課題文:
北方領土への渡航を扱った本文抜粋をもとに、次の問いに答えよ。
(a) ポストの投稿者がフェリーに乗った場所はどこか。
(b) 北方領土へ行くことについて「入国」と言わない理由として、何が述べられているか。
(c) 入域の枠組みを確かめるためにHPを参照する機関を三つ挙げよ。

【雑記】北方領土へ行かないでください
こんにちは、ニコライです。今回は【雑記】です。
昨日、Xで驚くべきポストを見かけました。アカウントに鍵をかけてしまったので、現在はそのポストを見ることができなくなってしまったのですが、その方は樺太南部のコルサコフからフェリーに乗って、なんと北方領土のひとつである色丹島に上陸、その後今度は国後島へと向かっており、その様子を現地で撮った写真をつけながら実況していたのです。
当該ポストを見かけた方の反応がこちらです。
ロシアの実効支配下にある樺太から北方領土へ向かったとなると、一度ロシアに入国しているということになります。しかし、北方領土は日本が主権を主張している島であり、ロシアの手続きにしたがって入域することを日本政府は認めらておらず、今回の見かけたアカウントはかなり問題のある行動をしていたことになります。
今回は、日本政府の方針を基に、日本政府が出している入域の枠組みや、それ以外の方法で北方領土に行ってはいけない理由などを見ていきたいと思います。
1.北方領土への入域の枠組みと現状
北方領土への入域について、内閣府、外務省、根室振興局のHPを見てみましょう。
これらによると、現在、日本政府が示している北方領土への入域(日本領なので「入国」とは言いません)するための枠組みは以下の3つです。

データ内容:
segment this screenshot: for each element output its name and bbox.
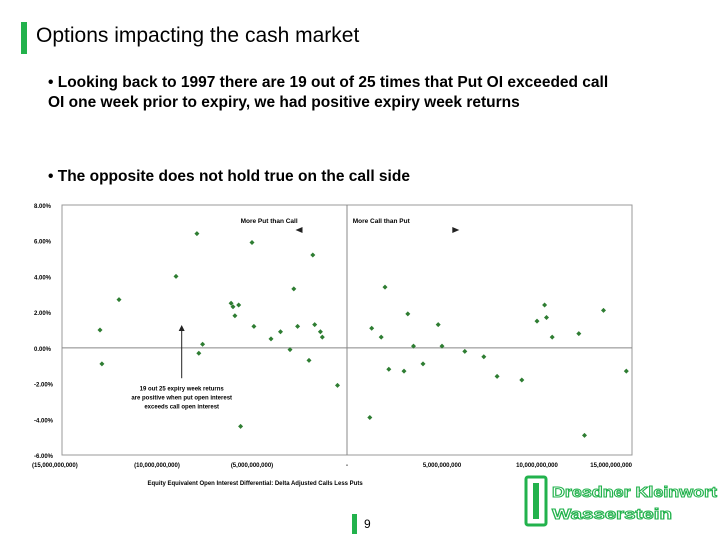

解答:
(a) 樺太南部のコルサコフ
(b) 北方領土が日本領であるため
(c) 内閣府、外務省、根室振興局